Provided entries:
- - -

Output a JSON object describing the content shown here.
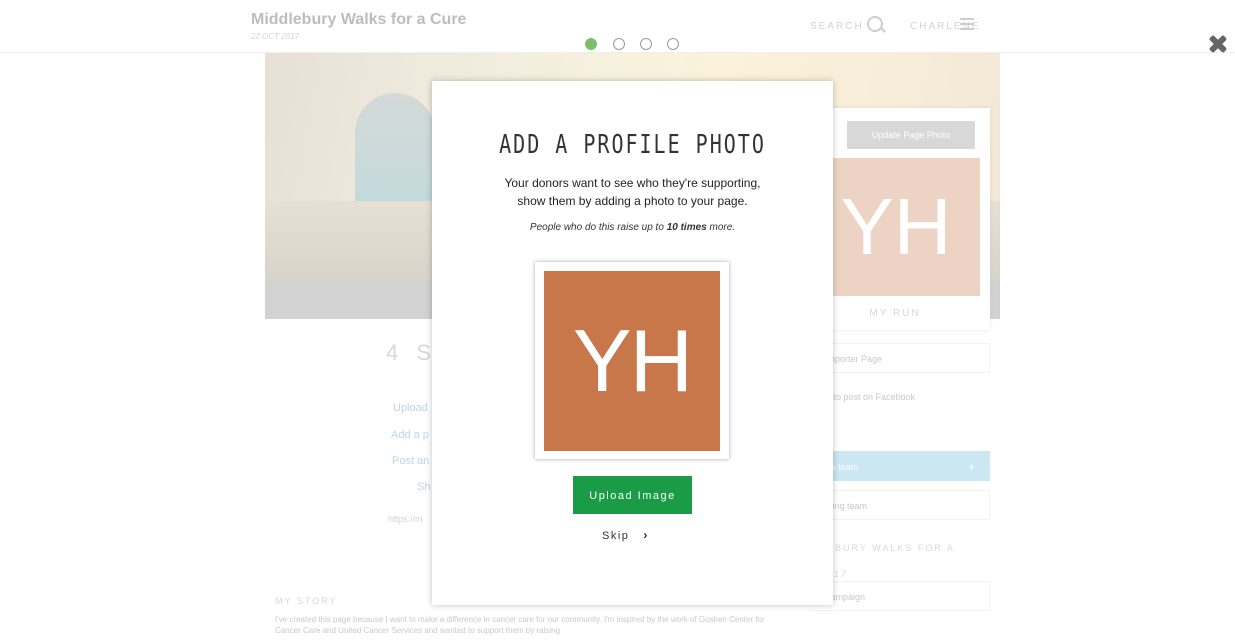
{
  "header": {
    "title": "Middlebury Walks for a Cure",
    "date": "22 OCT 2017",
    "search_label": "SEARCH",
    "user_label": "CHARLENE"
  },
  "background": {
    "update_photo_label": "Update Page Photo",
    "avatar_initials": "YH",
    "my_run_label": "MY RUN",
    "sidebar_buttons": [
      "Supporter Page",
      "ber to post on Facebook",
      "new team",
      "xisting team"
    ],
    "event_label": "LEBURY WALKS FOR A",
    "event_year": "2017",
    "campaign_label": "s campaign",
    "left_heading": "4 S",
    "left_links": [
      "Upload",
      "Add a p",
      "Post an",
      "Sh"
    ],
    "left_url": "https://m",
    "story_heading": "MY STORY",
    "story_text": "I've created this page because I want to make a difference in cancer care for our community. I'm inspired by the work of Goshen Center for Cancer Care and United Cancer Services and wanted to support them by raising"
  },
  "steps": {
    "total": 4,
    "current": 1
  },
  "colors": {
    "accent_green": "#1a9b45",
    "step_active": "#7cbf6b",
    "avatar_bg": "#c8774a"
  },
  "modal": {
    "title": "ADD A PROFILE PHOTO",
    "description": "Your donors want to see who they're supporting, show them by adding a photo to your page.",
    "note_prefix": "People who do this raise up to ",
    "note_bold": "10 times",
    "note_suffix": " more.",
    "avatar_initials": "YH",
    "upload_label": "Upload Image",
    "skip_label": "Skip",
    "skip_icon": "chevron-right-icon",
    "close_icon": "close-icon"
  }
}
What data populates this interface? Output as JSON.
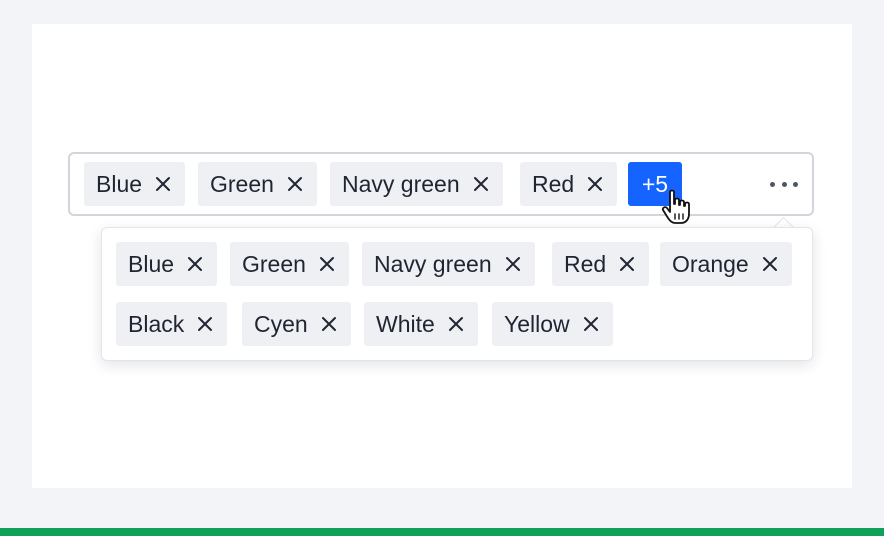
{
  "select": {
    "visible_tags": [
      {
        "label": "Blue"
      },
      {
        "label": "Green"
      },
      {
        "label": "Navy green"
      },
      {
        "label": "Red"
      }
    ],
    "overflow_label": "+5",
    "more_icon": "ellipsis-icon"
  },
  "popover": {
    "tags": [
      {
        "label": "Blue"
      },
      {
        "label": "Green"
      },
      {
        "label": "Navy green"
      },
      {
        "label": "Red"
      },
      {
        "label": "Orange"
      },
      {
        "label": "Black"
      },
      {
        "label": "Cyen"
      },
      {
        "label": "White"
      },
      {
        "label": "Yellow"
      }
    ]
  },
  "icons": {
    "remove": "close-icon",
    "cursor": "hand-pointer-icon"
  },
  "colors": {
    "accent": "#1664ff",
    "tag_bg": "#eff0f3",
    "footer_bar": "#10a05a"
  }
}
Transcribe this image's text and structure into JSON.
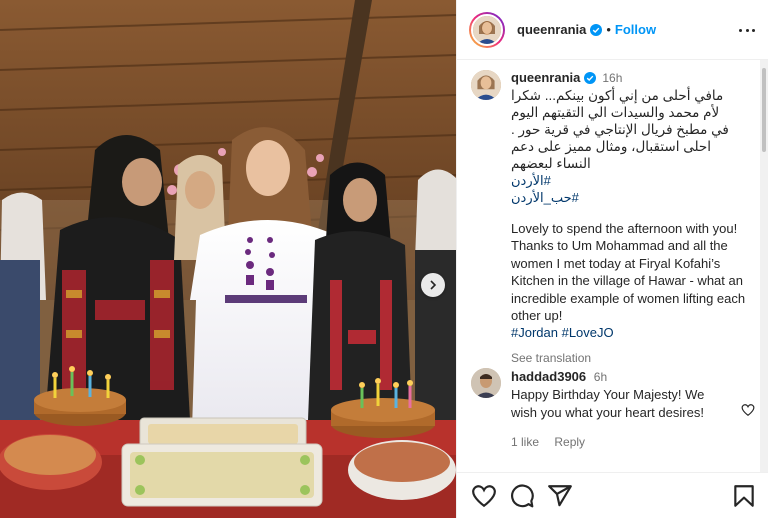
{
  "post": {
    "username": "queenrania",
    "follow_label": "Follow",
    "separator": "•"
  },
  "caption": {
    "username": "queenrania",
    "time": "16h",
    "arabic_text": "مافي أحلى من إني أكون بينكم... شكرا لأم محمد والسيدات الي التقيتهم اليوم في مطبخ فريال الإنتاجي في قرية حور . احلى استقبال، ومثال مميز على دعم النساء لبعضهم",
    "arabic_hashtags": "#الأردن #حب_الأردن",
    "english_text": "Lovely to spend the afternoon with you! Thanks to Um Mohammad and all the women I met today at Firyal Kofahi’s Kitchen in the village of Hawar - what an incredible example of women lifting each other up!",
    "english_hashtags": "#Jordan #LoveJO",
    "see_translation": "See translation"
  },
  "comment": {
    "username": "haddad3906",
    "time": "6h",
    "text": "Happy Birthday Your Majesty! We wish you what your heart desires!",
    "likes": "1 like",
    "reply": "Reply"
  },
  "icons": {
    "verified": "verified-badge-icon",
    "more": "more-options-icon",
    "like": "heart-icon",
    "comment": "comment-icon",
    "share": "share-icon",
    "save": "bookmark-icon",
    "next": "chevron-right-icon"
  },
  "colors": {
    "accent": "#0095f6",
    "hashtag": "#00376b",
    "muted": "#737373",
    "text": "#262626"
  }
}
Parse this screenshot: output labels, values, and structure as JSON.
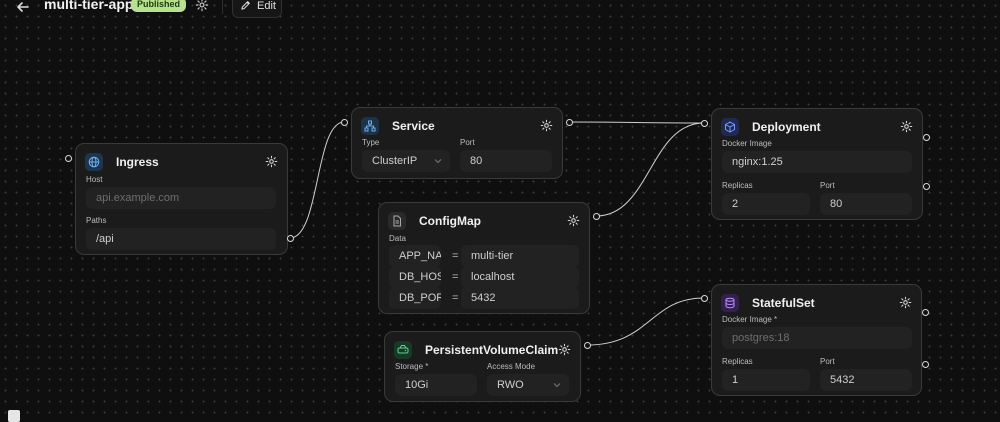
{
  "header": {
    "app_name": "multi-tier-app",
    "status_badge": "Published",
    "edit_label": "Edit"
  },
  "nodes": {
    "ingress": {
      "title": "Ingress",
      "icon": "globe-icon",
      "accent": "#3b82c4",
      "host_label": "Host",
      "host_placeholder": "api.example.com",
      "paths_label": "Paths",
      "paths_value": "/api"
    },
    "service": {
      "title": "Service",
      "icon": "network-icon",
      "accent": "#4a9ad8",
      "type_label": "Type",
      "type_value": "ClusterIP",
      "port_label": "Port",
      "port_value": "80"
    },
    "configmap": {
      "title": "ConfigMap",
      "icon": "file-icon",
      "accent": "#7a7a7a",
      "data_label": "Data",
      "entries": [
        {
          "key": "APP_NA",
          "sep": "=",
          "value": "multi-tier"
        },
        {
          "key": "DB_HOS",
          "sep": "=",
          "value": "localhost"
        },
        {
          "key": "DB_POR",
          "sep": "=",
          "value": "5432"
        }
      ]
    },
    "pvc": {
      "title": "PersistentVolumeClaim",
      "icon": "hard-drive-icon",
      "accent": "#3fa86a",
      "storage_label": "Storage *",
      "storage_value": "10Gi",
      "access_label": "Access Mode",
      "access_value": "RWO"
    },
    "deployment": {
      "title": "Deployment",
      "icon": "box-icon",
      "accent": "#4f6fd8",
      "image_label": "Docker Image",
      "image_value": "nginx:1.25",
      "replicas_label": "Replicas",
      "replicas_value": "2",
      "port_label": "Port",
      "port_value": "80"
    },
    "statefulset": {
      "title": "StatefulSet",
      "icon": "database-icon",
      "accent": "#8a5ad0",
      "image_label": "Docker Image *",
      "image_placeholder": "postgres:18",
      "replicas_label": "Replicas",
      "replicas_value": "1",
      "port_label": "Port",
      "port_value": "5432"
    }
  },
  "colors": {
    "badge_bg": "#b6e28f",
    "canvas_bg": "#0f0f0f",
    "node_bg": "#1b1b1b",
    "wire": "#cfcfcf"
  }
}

- - -

Task brief:
Show each line of the data that contains the string "right".

Task result:
    "skip_icon": "chevron-right-icon",
    "next": "chevron-right-icon"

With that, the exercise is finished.